-- start of RECORDS FOR PROCESSING --
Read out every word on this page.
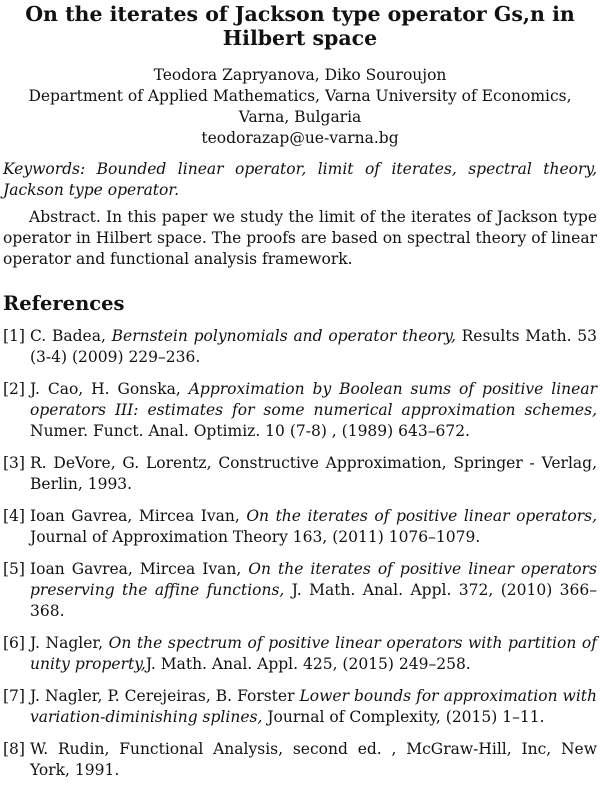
On the iterates of Jackson type operator Gs,n in Hilbert space
Teodora Zapryanova, Diko Souroujon
Department of Applied Mathematics, Varna University of Economics,
Varna, Bulgaria
teodorazap@ue-varna.bg
Keywords: Bounded linear operator, limit of iterates, spectral theory, Jackson type operator.
Abstract. In this paper we study the limit of the iterates of Jackson type operator in Hilbert space. The proofs are based on spectral theory of linear operator and functional analysis framework.
References
[1] C. Badea, Bernstein polynomials and operator theory, Results Math. 53 (3-4) (2009) 229–236.
[2] J. Cao, H. Gonska, Approximation by Boolean sums of positive linear operators III: estimates for some numerical approximation schemes, Numer. Funct. Anal. Optimiz. 10 (7-8) , (1989) 643–672.
[3] R. DeVore, G. Lorentz, Constructive Approximation, Springer - Verlag, Berlin, 1993.
[4] Ioan Gavrea, Mircea Ivan, On the iterates of positive linear operators, Journal of Approximation Theory 163, (2011) 1076–1079.
[5] Ioan Gavrea, Mircea Ivan, On the iterates of positive linear operators preserving the affine functions, J. Math. Anal. Appl. 372, (2010) 366–368.
[6] J. Nagler, On the spectrum of positive linear operators with partition of unity property,J. Math. Anal. Appl. 425, (2015) 249–258.
[7] J. Nagler, P. Cerejeiras, B. Forster Lower bounds for approximation with variation-diminishing splines, Journal of Complexity, (2015) 1–11.
[8] W. Rudin, Functional Analysis, second ed. , McGraw-Hill, Inc, New York, 1991.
-- end of RECORDS FOR PROCESSING --
GOAL OF THE EXERCISE:
Report all lines of the data above that include the string "Journal".

EXERCISE ANSWER:
[4] Ioan Gavrea, Mircea Ivan, On the iterates of positive linear operators, Journal of Approximation Theory 163, (2011) 1076–1079.
[7] J. Nagler, P. Cerejeiras, B. Forster Lower bounds for approximation with variation-diminishing splines, Journal of Complexity, (2015) 1–11.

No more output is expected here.